## WHAT THE TASK ASKS
Type out the material below exactly.

Dataset records
= = = = = = =

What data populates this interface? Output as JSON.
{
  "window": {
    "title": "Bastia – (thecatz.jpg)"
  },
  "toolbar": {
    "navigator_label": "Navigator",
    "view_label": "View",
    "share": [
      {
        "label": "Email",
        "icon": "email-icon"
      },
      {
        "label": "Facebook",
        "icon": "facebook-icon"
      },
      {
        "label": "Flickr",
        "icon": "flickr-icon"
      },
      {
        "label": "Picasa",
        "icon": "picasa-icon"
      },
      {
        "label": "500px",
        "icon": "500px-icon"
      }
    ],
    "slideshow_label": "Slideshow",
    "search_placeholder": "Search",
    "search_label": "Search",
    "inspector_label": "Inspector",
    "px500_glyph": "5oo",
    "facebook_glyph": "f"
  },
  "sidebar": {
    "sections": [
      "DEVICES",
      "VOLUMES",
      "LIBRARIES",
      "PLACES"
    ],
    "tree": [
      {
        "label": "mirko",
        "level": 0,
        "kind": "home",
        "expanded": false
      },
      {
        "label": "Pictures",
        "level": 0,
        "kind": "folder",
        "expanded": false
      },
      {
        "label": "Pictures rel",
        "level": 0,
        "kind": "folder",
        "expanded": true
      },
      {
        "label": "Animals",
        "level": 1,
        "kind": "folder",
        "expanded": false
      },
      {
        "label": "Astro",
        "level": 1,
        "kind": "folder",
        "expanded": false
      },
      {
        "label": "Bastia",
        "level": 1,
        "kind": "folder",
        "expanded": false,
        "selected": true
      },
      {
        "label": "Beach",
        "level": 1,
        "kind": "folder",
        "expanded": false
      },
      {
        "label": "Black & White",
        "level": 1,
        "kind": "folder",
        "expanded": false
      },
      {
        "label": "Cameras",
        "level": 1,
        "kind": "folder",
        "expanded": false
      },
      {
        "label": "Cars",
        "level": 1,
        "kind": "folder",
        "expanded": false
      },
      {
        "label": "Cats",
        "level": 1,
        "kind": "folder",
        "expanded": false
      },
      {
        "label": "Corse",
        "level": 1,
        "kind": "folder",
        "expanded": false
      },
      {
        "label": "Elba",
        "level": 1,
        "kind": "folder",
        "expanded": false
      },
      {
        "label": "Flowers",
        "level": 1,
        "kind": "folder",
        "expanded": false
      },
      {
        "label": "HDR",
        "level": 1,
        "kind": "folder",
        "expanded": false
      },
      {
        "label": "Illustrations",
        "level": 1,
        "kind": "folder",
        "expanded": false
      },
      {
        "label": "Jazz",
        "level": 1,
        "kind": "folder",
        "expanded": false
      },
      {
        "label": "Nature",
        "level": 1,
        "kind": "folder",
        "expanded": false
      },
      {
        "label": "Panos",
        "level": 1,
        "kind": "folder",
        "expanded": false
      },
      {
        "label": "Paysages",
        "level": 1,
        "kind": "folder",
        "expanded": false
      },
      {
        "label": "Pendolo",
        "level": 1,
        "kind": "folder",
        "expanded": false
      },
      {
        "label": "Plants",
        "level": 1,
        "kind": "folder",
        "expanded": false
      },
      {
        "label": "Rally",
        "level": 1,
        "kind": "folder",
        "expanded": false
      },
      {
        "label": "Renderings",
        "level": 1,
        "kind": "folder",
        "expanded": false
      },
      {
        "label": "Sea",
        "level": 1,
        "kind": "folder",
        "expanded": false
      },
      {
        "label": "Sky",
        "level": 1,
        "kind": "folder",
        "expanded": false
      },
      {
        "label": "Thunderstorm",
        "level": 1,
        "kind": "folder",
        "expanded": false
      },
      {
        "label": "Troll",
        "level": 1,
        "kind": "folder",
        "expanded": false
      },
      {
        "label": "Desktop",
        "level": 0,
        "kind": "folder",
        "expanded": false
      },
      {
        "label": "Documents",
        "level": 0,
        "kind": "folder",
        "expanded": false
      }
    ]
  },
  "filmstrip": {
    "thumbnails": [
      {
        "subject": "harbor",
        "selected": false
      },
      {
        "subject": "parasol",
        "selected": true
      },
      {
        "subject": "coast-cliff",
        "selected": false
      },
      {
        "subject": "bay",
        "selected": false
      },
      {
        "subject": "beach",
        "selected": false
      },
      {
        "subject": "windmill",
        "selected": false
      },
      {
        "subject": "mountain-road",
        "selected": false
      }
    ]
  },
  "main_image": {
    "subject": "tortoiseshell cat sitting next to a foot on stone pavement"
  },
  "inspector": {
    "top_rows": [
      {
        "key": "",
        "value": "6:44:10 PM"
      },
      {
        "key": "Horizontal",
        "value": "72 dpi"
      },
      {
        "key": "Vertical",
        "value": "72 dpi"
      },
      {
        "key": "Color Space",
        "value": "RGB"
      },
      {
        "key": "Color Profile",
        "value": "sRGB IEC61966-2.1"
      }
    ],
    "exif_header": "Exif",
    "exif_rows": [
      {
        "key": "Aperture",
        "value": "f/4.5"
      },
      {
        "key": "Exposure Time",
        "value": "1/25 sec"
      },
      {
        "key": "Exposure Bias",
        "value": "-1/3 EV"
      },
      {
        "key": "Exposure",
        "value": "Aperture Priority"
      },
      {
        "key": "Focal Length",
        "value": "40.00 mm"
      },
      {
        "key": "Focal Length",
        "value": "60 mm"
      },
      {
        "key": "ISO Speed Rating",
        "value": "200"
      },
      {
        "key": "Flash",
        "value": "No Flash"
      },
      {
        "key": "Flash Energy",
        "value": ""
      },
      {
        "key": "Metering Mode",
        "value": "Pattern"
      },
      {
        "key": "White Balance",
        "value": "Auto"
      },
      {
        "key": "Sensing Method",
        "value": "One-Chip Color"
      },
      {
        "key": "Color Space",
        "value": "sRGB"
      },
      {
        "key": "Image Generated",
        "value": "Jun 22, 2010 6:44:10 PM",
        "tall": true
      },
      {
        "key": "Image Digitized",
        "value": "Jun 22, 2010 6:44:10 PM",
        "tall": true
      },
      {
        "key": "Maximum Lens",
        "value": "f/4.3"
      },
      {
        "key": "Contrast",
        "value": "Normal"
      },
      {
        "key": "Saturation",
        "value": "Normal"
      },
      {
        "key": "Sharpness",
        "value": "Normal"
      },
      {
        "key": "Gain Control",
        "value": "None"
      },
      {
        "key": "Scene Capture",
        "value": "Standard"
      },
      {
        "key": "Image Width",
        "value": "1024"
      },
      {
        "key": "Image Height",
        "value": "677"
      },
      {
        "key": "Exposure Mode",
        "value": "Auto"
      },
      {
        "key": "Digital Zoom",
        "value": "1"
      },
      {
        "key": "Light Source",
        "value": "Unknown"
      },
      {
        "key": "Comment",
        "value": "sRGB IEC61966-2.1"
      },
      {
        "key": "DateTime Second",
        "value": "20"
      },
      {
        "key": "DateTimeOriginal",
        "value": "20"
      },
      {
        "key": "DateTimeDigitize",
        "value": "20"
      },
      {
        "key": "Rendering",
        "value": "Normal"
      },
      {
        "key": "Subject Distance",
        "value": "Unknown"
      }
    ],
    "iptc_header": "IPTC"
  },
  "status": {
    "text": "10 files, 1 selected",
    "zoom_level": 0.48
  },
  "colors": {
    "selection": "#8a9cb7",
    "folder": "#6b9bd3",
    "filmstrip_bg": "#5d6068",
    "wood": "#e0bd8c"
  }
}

= = = = = = =

## OUTPUT FOR THIS TASK
What data populates this interface? Output as JSON.
{
  "window": {
    "title": "Bastia – (thecatz.jpg)"
  },
  "toolbar": {
    "navigator_label": "Navigator",
    "view_label": "View",
    "share": [
      {
        "label": "Email",
        "icon": "email-icon"
      },
      {
        "label": "Facebook",
        "icon": "facebook-icon"
      },
      {
        "label": "Flickr",
        "icon": "flickr-icon"
      },
      {
        "label": "Picasa",
        "icon": "picasa-icon"
      },
      {
        "label": "500px",
        "icon": "500px-icon"
      }
    ],
    "slideshow_label": "Slideshow",
    "search_placeholder": "Search",
    "search_label": "Search",
    "inspector_label": "Inspector",
    "px500_glyph": "5oo",
    "facebook_glyph": "f"
  },
  "sidebar": {
    "sections": [
      "DEVICES",
      "VOLUMES",
      "LIBRARIES",
      "PLACES"
    ],
    "tree": [
      {
        "label": "mirko",
        "level": 0,
        "kind": "home",
        "expanded": false
      },
      {
        "label": "Pictures",
        "level": 0,
        "kind": "folder",
        "expanded": false
      },
      {
        "label": "Pictures rel",
        "level": 0,
        "kind": "folder",
        "expanded": true
      },
      {
        "label": "Animals",
        "level": 1,
        "kind": "folder",
        "expanded": false
      },
      {
        "label": "Astro",
        "level": 1,
        "kind": "folder",
        "expanded": false
      },
      {
        "label": "Bastia",
        "level": 1,
        "kind": "folder",
        "expanded": false,
        "selected": true
      },
      {
        "label": "Beach",
        "level": 1,
        "kind": "folder",
        "expanded": false
      },
      {
        "label": "Black & White",
        "level": 1,
        "kind": "folder",
        "expanded": false
      },
      {
        "label": "Cameras",
        "level": 1,
        "kind": "folder",
        "expanded": false
      },
      {
        "label": "Cars",
        "level": 1,
        "kind": "folder",
        "expanded": false
      },
      {
        "label": "Cats",
        "level": 1,
        "kind": "folder",
        "expanded": false
      },
      {
        "label": "Corse",
        "level": 1,
        "kind": "folder",
        "expanded": false
      },
      {
        "label": "Elba",
        "level": 1,
        "kind": "folder",
        "expanded": false
      },
      {
        "label": "Flowers",
        "level": 1,
        "kind": "folder",
        "expanded": false
      },
      {
        "label": "HDR",
        "level": 1,
        "kind": "folder",
        "expanded": false
      },
      {
        "label": "Illustrations",
        "level": 1,
        "kind": "folder",
        "expanded": false
      },
      {
        "label": "Jazz",
        "level": 1,
        "kind": "folder",
        "expanded": false
      },
      {
        "label": "Nature",
        "level": 1,
        "kind": "folder",
        "expanded": false
      },
      {
        "label": "Panos",
        "level": 1,
        "kind": "folder",
        "expanded": false
      },
      {
        "label": "Paysages",
        "level": 1,
        "kind": "folder",
        "expanded": false
      },
      {
        "label": "Pendolo",
        "level": 1,
        "kind": "folder",
        "expanded": false
      },
      {
        "label": "Plants",
        "level": 1,
        "kind": "folder",
        "expanded": false
      },
      {
        "label": "Rally",
        "level": 1,
        "kind": "folder",
        "expanded": false
      },
      {
        "label": "Renderings",
        "level": 1,
        "kind": "folder",
        "expanded": false
      },
      {
        "label": "Sea",
        "level": 1,
        "kind": "folder",
        "expanded": false
      },
      {
        "label": "Sky",
        "level": 1,
        "kind": "folder",
        "expanded": false
      },
      {
        "label": "Thunderstorm",
        "level": 1,
        "kind": "folder",
        "expanded": false
      },
      {
        "label": "Troll",
        "level": 1,
        "kind": "folder",
        "expanded": false
      },
      {
        "label": "Desktop",
        "level": 0,
        "kind": "folder",
        "expanded": false
      },
      {
        "label": "Documents",
        "level": 0,
        "kind": "folder",
        "expanded": false
      }
    ]
  },
  "filmstrip": {
    "thumbnails": [
      {
        "subject": "harbor",
        "selected": false
      },
      {
        "subject": "parasol",
        "selected": true
      },
      {
        "subject": "coast-cliff",
        "selected": false
      },
      {
        "subject": "bay",
        "selected": false
      },
      {
        "subject": "beach",
        "selected": false
      },
      {
        "subject": "windmill",
        "selected": false
      },
      {
        "subject": "mountain-road",
        "selected": false
      }
    ]
  },
  "main_image": {
    "subject": "tortoiseshell cat sitting next to a foot on stone pavement"
  },
  "inspector": {
    "top_rows": [
      {
        "key": "",
        "value": "6:44:10 PM"
      },
      {
        "key": "Horizontal",
        "value": "72 dpi"
      },
      {
        "key": "Vertical",
        "value": "72 dpi"
      },
      {
        "key": "Color Space",
        "value": "RGB"
      },
      {
        "key": "Color Profile",
        "value": "sRGB IEC61966-2.1"
      }
    ],
    "exif_header": "Exif",
    "exif_rows": [
      {
        "key": "Aperture",
        "value": "f/4.5"
      },
      {
        "key": "Exposure Time",
        "value": "1/25 sec"
      },
      {
        "key": "Exposure Bias",
        "value": "-1/3 EV"
      },
      {
        "key": "Exposure",
        "value": "Aperture Priority"
      },
      {
        "key": "Focal Length",
        "value": "40.00 mm"
      },
      {
        "key": "Focal Length",
        "value": "60 mm"
      },
      {
        "key": "ISO Speed Rating",
        "value": "200"
      },
      {
        "key": "Flash",
        "value": "No Flash"
      },
      {
        "key": "Flash Energy",
        "value": ""
      },
      {
        "key": "Metering Mode",
        "value": "Pattern"
      },
      {
        "key": "White Balance",
        "value": "Auto"
      },
      {
        "key": "Sensing Method",
        "value": "One-Chip Color"
      },
      {
        "key": "Color Space",
        "value": "sRGB"
      },
      {
        "key": "Image Generated",
        "value": "Jun 22, 2010 6:44:10 PM",
        "tall": true
      },
      {
        "key": "Image Digitized",
        "value": "Jun 22, 2010 6:44:10 PM",
        "tall": true
      },
      {
        "key": "Maximum Lens",
        "value": "f/4.3"
      },
      {
        "key": "Contrast",
        "value": "Normal"
      },
      {
        "key": "Saturation",
        "value": "Normal"
      },
      {
        "key": "Sharpness",
        "value": "Normal"
      },
      {
        "key": "Gain Control",
        "value": "None"
      },
      {
        "key": "Scene Capture",
        "value": "Standard"
      },
      {
        "key": "Image Width",
        "value": "1024"
      },
      {
        "key": "Image Height",
        "value": "677"
      },
      {
        "key": "Exposure Mode",
        "value": "Auto"
      },
      {
        "key": "Digital Zoom",
        "value": "1"
      },
      {
        "key": "Light Source",
        "value": "Unknown"
      },
      {
        "key": "Comment",
        "value": "sRGB IEC61966-2.1"
      },
      {
        "key": "DateTime Second",
        "value": "20"
      },
      {
        "key": "DateTimeOriginal",
        "value": "20"
      },
      {
        "key": "DateTimeDigitize",
        "value": "20"
      },
      {
        "key": "Rendering",
        "value": "Normal"
      },
      {
        "key": "Subject Distance",
        "value": "Unknown"
      }
    ],
    "iptc_header": "IPTC"
  },
  "status": {
    "text": "10 files, 1 selected",
    "zoom_level": 0.48
  },
  "colors": {
    "selection": "#8a9cb7",
    "folder": "#6b9bd3",
    "filmstrip_bg": "#5d6068",
    "wood": "#e0bd8c"
  }
}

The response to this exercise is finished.